- _PROBLEM REQUIREMENTS_: Your answer should be a single number: how many lines in the data below hold the string "минут".

- _ENTRIES_:
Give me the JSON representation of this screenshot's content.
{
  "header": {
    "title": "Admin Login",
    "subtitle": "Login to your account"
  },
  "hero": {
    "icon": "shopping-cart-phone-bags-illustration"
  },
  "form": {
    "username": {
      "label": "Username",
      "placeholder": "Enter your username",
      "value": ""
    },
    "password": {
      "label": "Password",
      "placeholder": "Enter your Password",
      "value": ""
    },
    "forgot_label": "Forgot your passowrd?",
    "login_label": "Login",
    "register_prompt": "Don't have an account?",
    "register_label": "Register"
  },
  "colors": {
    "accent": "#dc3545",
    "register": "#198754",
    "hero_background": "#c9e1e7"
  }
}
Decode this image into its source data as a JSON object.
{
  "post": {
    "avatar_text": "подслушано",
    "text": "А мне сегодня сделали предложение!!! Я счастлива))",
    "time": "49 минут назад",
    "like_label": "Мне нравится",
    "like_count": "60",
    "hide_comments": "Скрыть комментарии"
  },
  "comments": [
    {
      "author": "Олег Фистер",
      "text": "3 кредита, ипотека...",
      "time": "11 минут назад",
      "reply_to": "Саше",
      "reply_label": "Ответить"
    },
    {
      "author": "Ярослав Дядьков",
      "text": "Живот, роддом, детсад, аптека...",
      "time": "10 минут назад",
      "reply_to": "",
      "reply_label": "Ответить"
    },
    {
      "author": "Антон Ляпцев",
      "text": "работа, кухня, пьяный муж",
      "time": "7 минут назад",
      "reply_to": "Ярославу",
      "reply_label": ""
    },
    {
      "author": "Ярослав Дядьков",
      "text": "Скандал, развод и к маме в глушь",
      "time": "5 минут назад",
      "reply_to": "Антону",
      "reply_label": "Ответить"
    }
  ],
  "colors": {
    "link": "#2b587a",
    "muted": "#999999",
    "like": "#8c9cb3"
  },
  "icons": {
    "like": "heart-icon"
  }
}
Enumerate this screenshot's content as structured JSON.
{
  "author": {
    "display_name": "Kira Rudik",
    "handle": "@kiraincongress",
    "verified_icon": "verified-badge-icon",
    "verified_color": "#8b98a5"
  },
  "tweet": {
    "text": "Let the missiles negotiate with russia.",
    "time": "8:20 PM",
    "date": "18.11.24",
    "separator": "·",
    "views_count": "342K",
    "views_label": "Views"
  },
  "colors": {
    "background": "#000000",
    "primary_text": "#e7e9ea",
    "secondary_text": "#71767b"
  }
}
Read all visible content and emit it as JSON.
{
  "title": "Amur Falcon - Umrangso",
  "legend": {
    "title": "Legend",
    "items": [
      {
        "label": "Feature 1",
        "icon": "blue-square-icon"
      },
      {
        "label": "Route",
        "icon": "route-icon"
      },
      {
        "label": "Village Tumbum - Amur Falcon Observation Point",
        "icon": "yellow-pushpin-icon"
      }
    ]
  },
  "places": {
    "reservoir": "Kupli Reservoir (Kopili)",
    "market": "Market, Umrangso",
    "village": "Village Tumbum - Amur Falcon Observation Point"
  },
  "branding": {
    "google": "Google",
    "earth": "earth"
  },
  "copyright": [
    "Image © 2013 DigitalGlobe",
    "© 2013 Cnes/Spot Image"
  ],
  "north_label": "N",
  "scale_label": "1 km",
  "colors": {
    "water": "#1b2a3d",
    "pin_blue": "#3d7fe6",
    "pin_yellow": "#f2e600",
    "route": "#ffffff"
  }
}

- _RESULT_: 5